What you have to do. Determine the number of lines where "studio" occurs and reply with that number by itself.
+++
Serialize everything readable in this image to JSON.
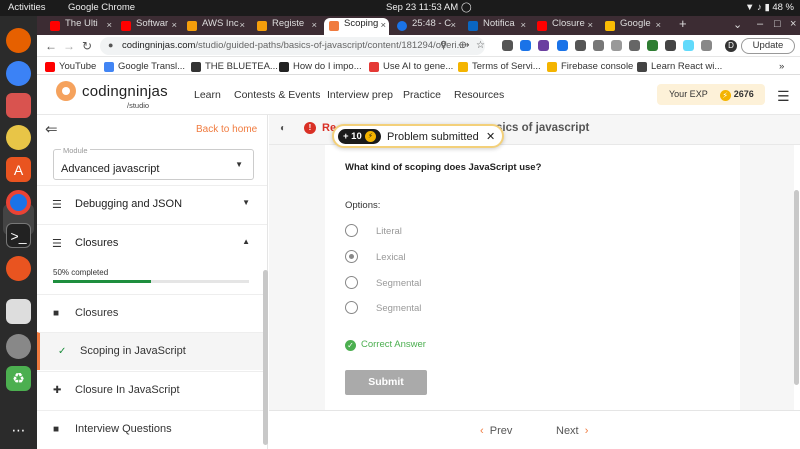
{
  "system": {
    "activities": "Activities",
    "app": "Google Chrome",
    "datetime": "Sep 23  11:53 AM",
    "battery": "48 %"
  },
  "tabs": [
    {
      "label": "The Ulti",
      "color": "#ff0000"
    },
    {
      "label": "Softwar",
      "color": "#ff0000"
    },
    {
      "label": "AWS Inc",
      "color": "#f59e0b"
    },
    {
      "label": "Registe",
      "color": "#f59e0b"
    },
    {
      "label": "Scoping",
      "color": "#f07b3f"
    },
    {
      "label": "25:48 - C",
      "color": "#1a73e8"
    },
    {
      "label": "Notifica",
      "color": "#0a66c2"
    },
    {
      "label": "Closure",
      "color": "#ff0000"
    },
    {
      "label": "Google",
      "color": "#fbbc04"
    }
  ],
  "address": {
    "host": "codingninjas.com",
    "path": "/studio/guided-paths/basics-of-javascript/content/181294/offeri...",
    "update": "Update",
    "profile": "D"
  },
  "bookmarks": [
    {
      "label": "YouTube",
      "color": "#ff0000"
    },
    {
      "label": "Google Transl...",
      "color": "#4285f4"
    },
    {
      "label": "THE BLUETEA...",
      "color": "#333333"
    },
    {
      "label": "How do I impo...",
      "color": "#222222"
    },
    {
      "label": "Use AI to gene...",
      "color": "#e53935"
    },
    {
      "label": "Terms of Servi...",
      "color": "#f4b400"
    },
    {
      "label": "Firebase console",
      "color": "#f4b400"
    },
    {
      "label": "Learn React wi...",
      "color": "#444444"
    }
  ],
  "site": {
    "logo": "codingninjas",
    "logo_sub": "/studio",
    "nav": [
      "Learn",
      "Contests & Events",
      "Interview prep",
      "Practice",
      "Resources"
    ],
    "exp_label": "Your EXP",
    "exp_value": "2676"
  },
  "sidebar": {
    "back_to_home": "Back to home",
    "module_label": "Module",
    "module_value": "Advanced javascript",
    "sections": [
      {
        "label": "Debugging and JSON"
      },
      {
        "label": "Closures"
      }
    ],
    "progress_text": "50% completed",
    "progress": 0.5,
    "items": [
      {
        "label": "Closures",
        "icon": "document-icon"
      },
      {
        "label": "Scoping in JavaScript",
        "icon": "check-icon"
      },
      {
        "label": "Closure In JavaScript",
        "icon": "puzzle-icon"
      },
      {
        "label": "Interview Questions",
        "icon": "document-icon"
      }
    ]
  },
  "main": {
    "report_label": "Re",
    "title": "sics of javascript",
    "toast_points": "+ 10",
    "toast_message": "Problem submitted",
    "question": "What kind of scoping does JavaScript use?",
    "options_label": "Options:",
    "options": [
      "Literal",
      "Lexical",
      "Segmental",
      "Segmental"
    ],
    "selected_option": 1,
    "correct_text": "Correct Answer",
    "submit": "Submit",
    "prev": "Prev",
    "next": "Next"
  }
}
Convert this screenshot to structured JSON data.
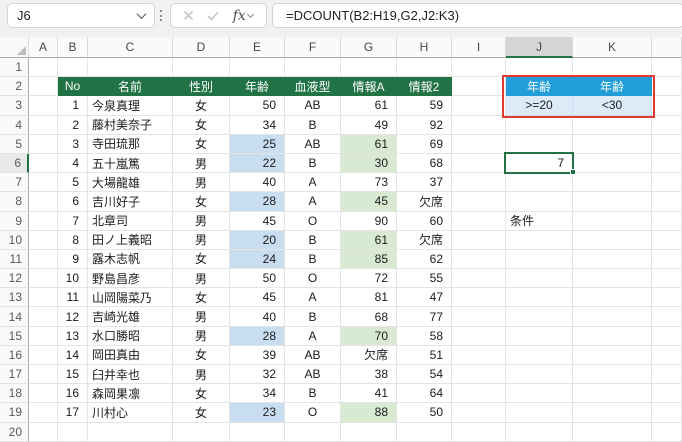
{
  "formula_bar": {
    "cell_reference": "J6",
    "formula": "=DCOUNT(B2:H19,G2,J2:K3)",
    "fx_label": "fx"
  },
  "grid": {
    "column_letters": [
      "A",
      "B",
      "C",
      "D",
      "E",
      "F",
      "G",
      "H",
      "I",
      "J",
      "K"
    ],
    "visible_rows": 20,
    "selected_column": "J",
    "selected_row": 6
  },
  "data_table": {
    "headers": [
      "No",
      "名前",
      "性別",
      "年齢",
      "血液型",
      "情報A",
      "情報2"
    ],
    "rows": [
      {
        "no": "1",
        "name": "今泉真理",
        "gender": "女",
        "age": "50",
        "blood_type": "AB",
        "info_a": "61",
        "info_2": "59",
        "highlighted": false
      },
      {
        "no": "2",
        "name": "藤村美奈子",
        "gender": "女",
        "age": "34",
        "blood_type": "B",
        "info_a": "49",
        "info_2": "92",
        "highlighted": false
      },
      {
        "no": "3",
        "name": "寺田琉那",
        "gender": "女",
        "age": "25",
        "blood_type": "AB",
        "info_a": "61",
        "info_2": "69",
        "highlighted": true
      },
      {
        "no": "4",
        "name": "五十嵐篤",
        "gender": "男",
        "age": "22",
        "blood_type": "B",
        "info_a": "30",
        "info_2": "68",
        "highlighted": true
      },
      {
        "no": "5",
        "name": "大場龍雄",
        "gender": "男",
        "age": "40",
        "blood_type": "A",
        "info_a": "73",
        "info_2": "37",
        "highlighted": false
      },
      {
        "no": "6",
        "name": "吉川好子",
        "gender": "女",
        "age": "28",
        "blood_type": "A",
        "info_a": "45",
        "info_2": "欠席",
        "highlighted": true
      },
      {
        "no": "7",
        "name": "北章司",
        "gender": "男",
        "age": "45",
        "blood_type": "O",
        "info_a": "90",
        "info_2": "60",
        "highlighted": false
      },
      {
        "no": "8",
        "name": "田ノ上義昭",
        "gender": "男",
        "age": "20",
        "blood_type": "B",
        "info_a": "61",
        "info_2": "欠席",
        "highlighted": true
      },
      {
        "no": "9",
        "name": "露木志帆",
        "gender": "女",
        "age": "24",
        "blood_type": "B",
        "info_a": "85",
        "info_2": "62",
        "highlighted": true
      },
      {
        "no": "10",
        "name": "野島昌彦",
        "gender": "男",
        "age": "50",
        "blood_type": "O",
        "info_a": "72",
        "info_2": "55",
        "highlighted": false
      },
      {
        "no": "11",
        "name": "山岡陽菜乃",
        "gender": "女",
        "age": "45",
        "blood_type": "A",
        "info_a": "81",
        "info_2": "47",
        "highlighted": false
      },
      {
        "no": "12",
        "name": "吉崎光雄",
        "gender": "男",
        "age": "40",
        "blood_type": "B",
        "info_a": "68",
        "info_2": "77",
        "highlighted": false
      },
      {
        "no": "13",
        "name": "水口勝昭",
        "gender": "男",
        "age": "28",
        "blood_type": "A",
        "info_a": "70",
        "info_2": "58",
        "highlighted": true
      },
      {
        "no": "14",
        "name": "岡田真由",
        "gender": "女",
        "age": "39",
        "blood_type": "AB",
        "info_a": "欠席",
        "info_2": "51",
        "highlighted": false
      },
      {
        "no": "15",
        "name": "臼井幸也",
        "gender": "男",
        "age": "32",
        "blood_type": "AB",
        "info_a": "38",
        "info_2": "54",
        "highlighted": false
      },
      {
        "no": "16",
        "name": "森岡果凛",
        "gender": "女",
        "age": "34",
        "blood_type": "B",
        "info_a": "41",
        "info_2": "64",
        "highlighted": false
      },
      {
        "no": "17",
        "name": "川村心",
        "gender": "女",
        "age": "23",
        "blood_type": "O",
        "info_a": "88",
        "info_2": "50",
        "highlighted": true
      }
    ]
  },
  "criteria_table": {
    "headers": [
      "年齢",
      "年齢"
    ],
    "values": [
      ">=20",
      "<30"
    ]
  },
  "result_cell": {
    "cell": "J6",
    "value": "7"
  },
  "condition_label": "条件",
  "colors": {
    "table_header_bg": "#217346",
    "criteria_header_bg": "#219ED9",
    "criteria_value_bg": "#DCEBF7",
    "age_highlight_bg": "#C9DDF1",
    "info_highlight_bg": "#D8EBD2",
    "criteria_border": "#E23A2E",
    "active_cell_border": "#217346"
  }
}
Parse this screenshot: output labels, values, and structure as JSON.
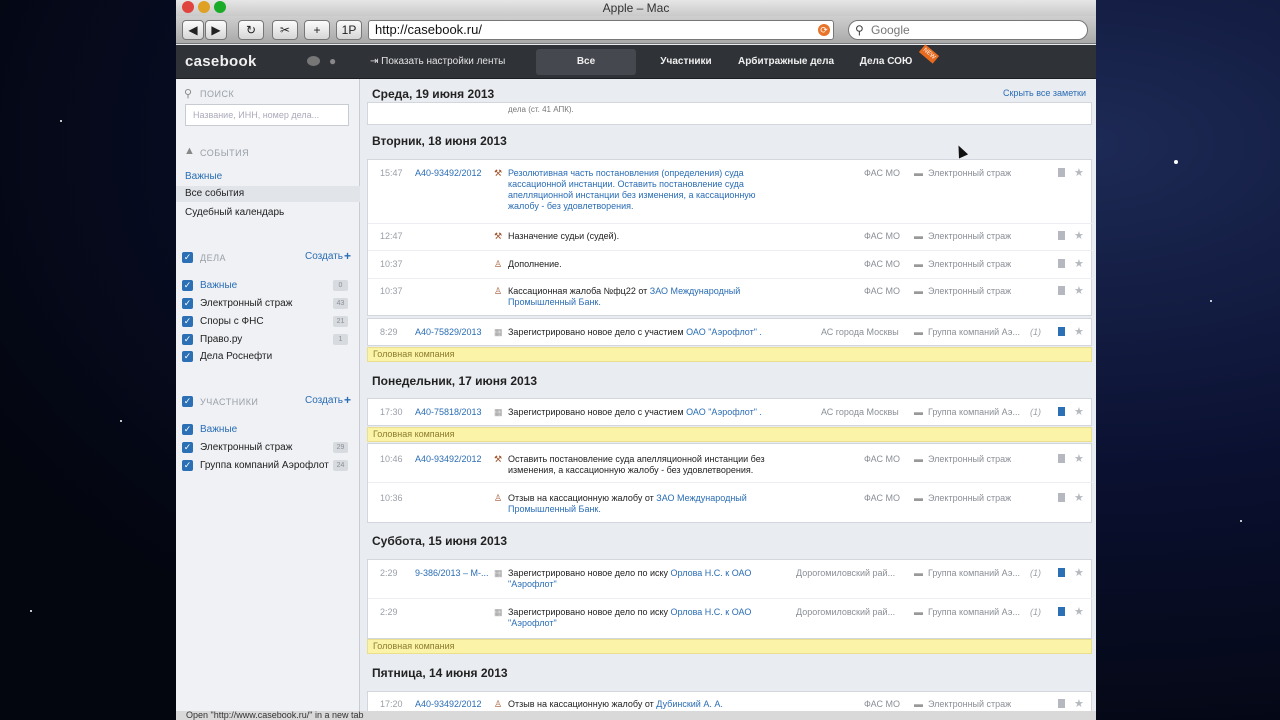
{
  "window": {
    "title": "Apple – Mac"
  },
  "browser": {
    "url": "http://casebook.ru/",
    "search_placeholder": "Google",
    "back": "◀",
    "forward": "▶",
    "reload": "↻",
    "snap": "✂",
    "add": "+",
    "onepw": "1P",
    "go_icon": "⟳"
  },
  "app": {
    "logo": "casebook",
    "feed_settings": "Показать настройки ленты",
    "tabs": [
      {
        "label": "Все",
        "active": true
      },
      {
        "label": "Участники"
      },
      {
        "label": "Арбитражные дела"
      },
      {
        "label": "Дела СОЮ"
      }
    ],
    "new_badge": "NEW",
    "hide_all": "Скрыть все заметки"
  },
  "sidebar": {
    "search_title": "ПОИСК",
    "search_placeholder": "Название, ИНН, номер дела...",
    "events_title": "СОБЫТИЯ",
    "events": [
      {
        "label": "Важные"
      },
      {
        "label": "Все события"
      },
      {
        "label": "Судебный календарь"
      }
    ],
    "cases_title": "ДЕЛА",
    "create": "Создать",
    "cases": [
      {
        "label": "Важные",
        "count": "0"
      },
      {
        "label": "Электронный страж",
        "count": "43"
      },
      {
        "label": "Споры с ФНС",
        "count": "21"
      },
      {
        "label": "Право.ру",
        "count": "1"
      },
      {
        "label": "Дела Роснефти",
        "count": ""
      }
    ],
    "participants_title": "УЧАСТНИКИ",
    "participants": [
      {
        "label": "Важные",
        "count": ""
      },
      {
        "label": "Электронный страж",
        "count": "29"
      },
      {
        "label": "Группа компаний Аэрофлот",
        "count": "24"
      }
    ]
  },
  "feed": {
    "d0": "Среда, 19 июня 2013",
    "d0_cut": "дела (ст. 41 АПК).",
    "d1": "Вторник, 18 июня 2013",
    "d2": "Понедельник, 17 июня 2013",
    "d3": "Суббота, 15 июня 2013",
    "d4": "Пятница, 14 июня 2013",
    "head_company": "Головная компания",
    "r1": {
      "t": "15:47",
      "c": "А40-93492/2012",
      "tx": "Резолютивная часть постановления (определения) суда кассационной инстанции. Оставить постановление суда апелляционной инстанции без изменения, а кассационную жалобу - без удовлетворения.",
      "ct": "ФАС МО",
      "pj": "Электронный страж"
    },
    "r2": {
      "t": "12:47",
      "tx": "Назначение судьи (судей).",
      "ct": "ФАС МО",
      "pj": "Электронный страж"
    },
    "r3": {
      "t": "10:37",
      "tx": "Дополнение.",
      "ct": "ФАС МО",
      "pj": "Электронный страж"
    },
    "r4": {
      "t": "10:37",
      "tx": "Кассационная жалоба №фц22 от ",
      "lnk": "ЗАО Международный Промышленный Банк.",
      "ct": "ФАС МО",
      "pj": "Электронный страж"
    },
    "r5": {
      "t": "8:29",
      "c": "А40-75829/2013",
      "tx": "Зарегистрировано новое дело с участием ",
      "lnk": "ОАО \"Аэрофлот\" .",
      "ct": "АС города Москвы",
      "pj": "Группа компаний Аэ...",
      "ttl": "(1)"
    },
    "r6": {
      "t": "17:30",
      "c": "А40-75818/2013",
      "tx": "Зарегистрировано новое дело с участием ",
      "lnk": "ОАО \"Аэрофлот\" .",
      "ct": "АС города Москвы",
      "pj": "Группа компаний Аэ...",
      "ttl": "(1)"
    },
    "r7": {
      "t": "10:46",
      "c": "А40-93492/2012",
      "tx": "Оставить постановление суда апелляционной инстанции без изменения, а кассационную жалобу - без удовлетворения.",
      "ct": "ФАС МО",
      "pj": "Электронный страж"
    },
    "r8": {
      "t": "10:36",
      "tx": "Отзыв на кассационную жалобу от ",
      "lnk": "ЗАО Международный Промышленный Банк.",
      "ct": "ФАС МО",
      "pj": "Электронный страж"
    },
    "r9": {
      "t": "2:29",
      "c": "9-386/2013 – М-...",
      "tx": "Зарегистрировано новое дело по иску ",
      "lnk": "Орлова Н.С. к ОАО \"Аэрофлот\"",
      "ct": "Дорогомиловский рай...",
      "pj": "Группа компаний Аэ...",
      "ttl": "(1)"
    },
    "r10": {
      "t": "2:29",
      "tx": "Зарегистрировано новое дело по иску ",
      "lnk": "Орлова Н.С. к ОАО \"Аэрофлот\"",
      "ct": "Дорогомиловский рай...",
      "pj": "Группа компаний Аэ...",
      "ttl": "(1)"
    },
    "r11": {
      "t": "17:20",
      "c": "А40-93492/2012",
      "tx": "Отзыв на кассационную жалобу от ",
      "lnk": "Дубинский А. А.",
      "ct": "ФАС МО",
      "pj": "Электронный страж"
    }
  },
  "status_bar": "Open \"http://www.casebook.ru/\" in a new tab",
  "colors": {
    "accent": "#2a6db5",
    "highlight": "#fbf3a8",
    "topbar": "#2f3237"
  }
}
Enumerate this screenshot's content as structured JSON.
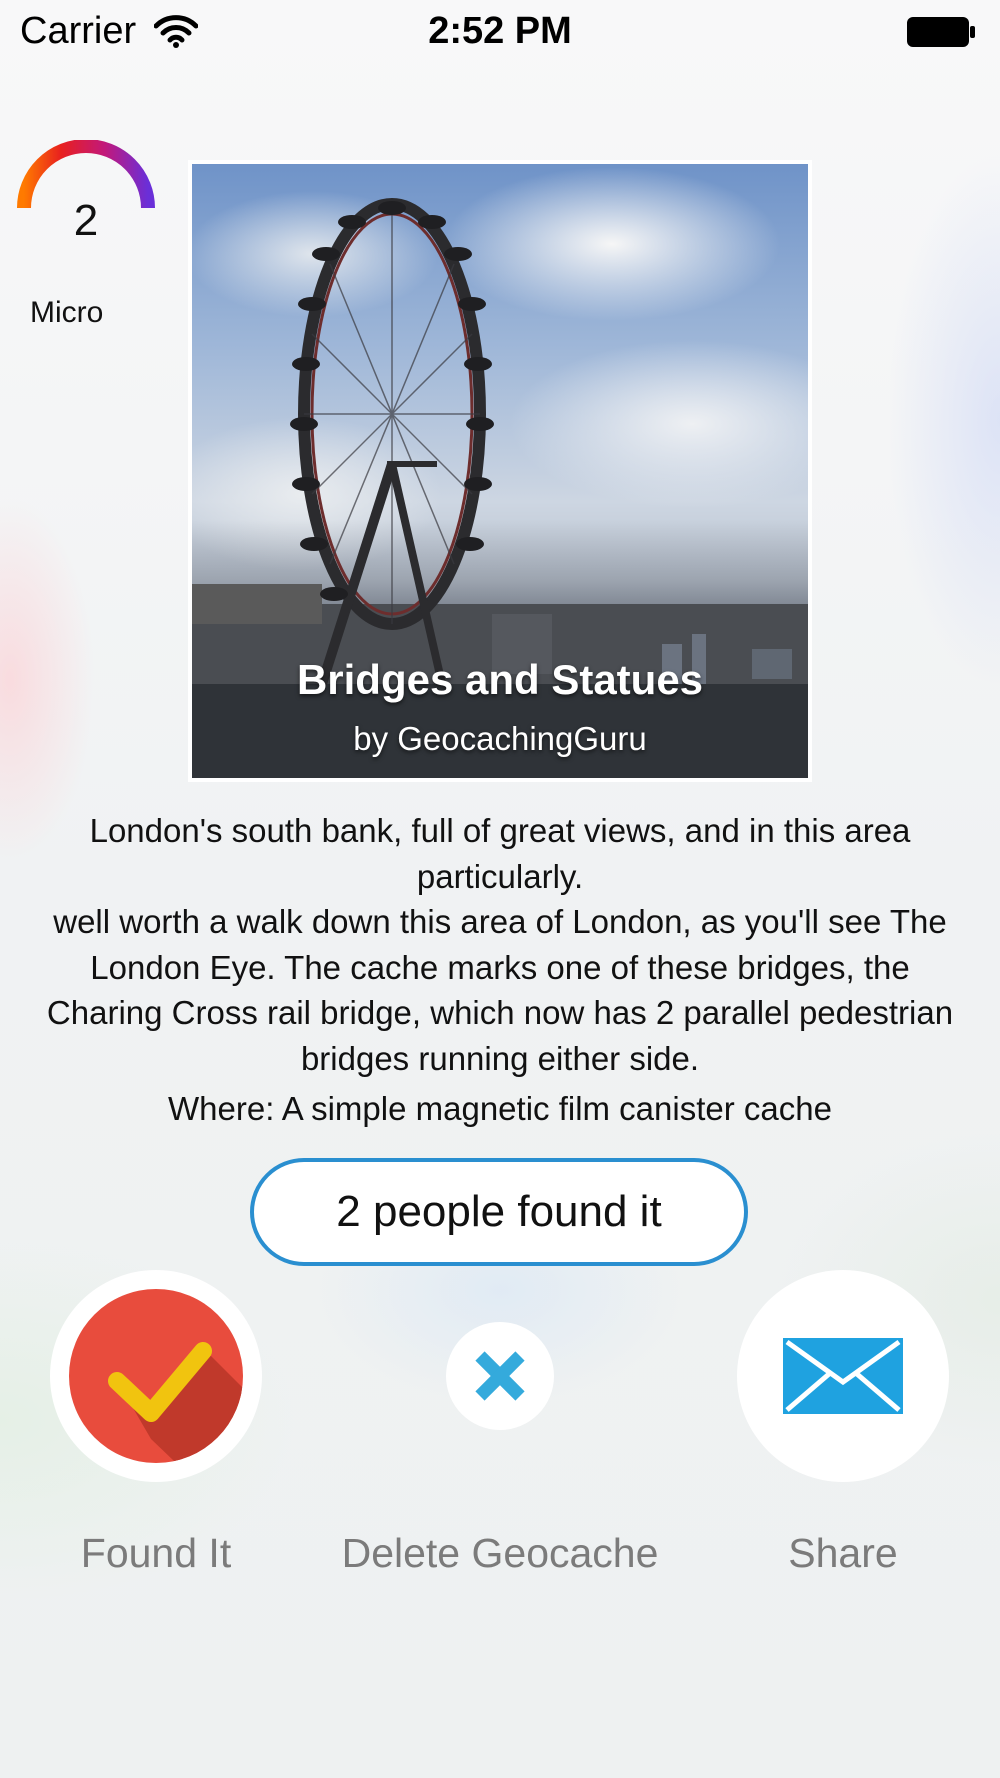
+++
Result. 2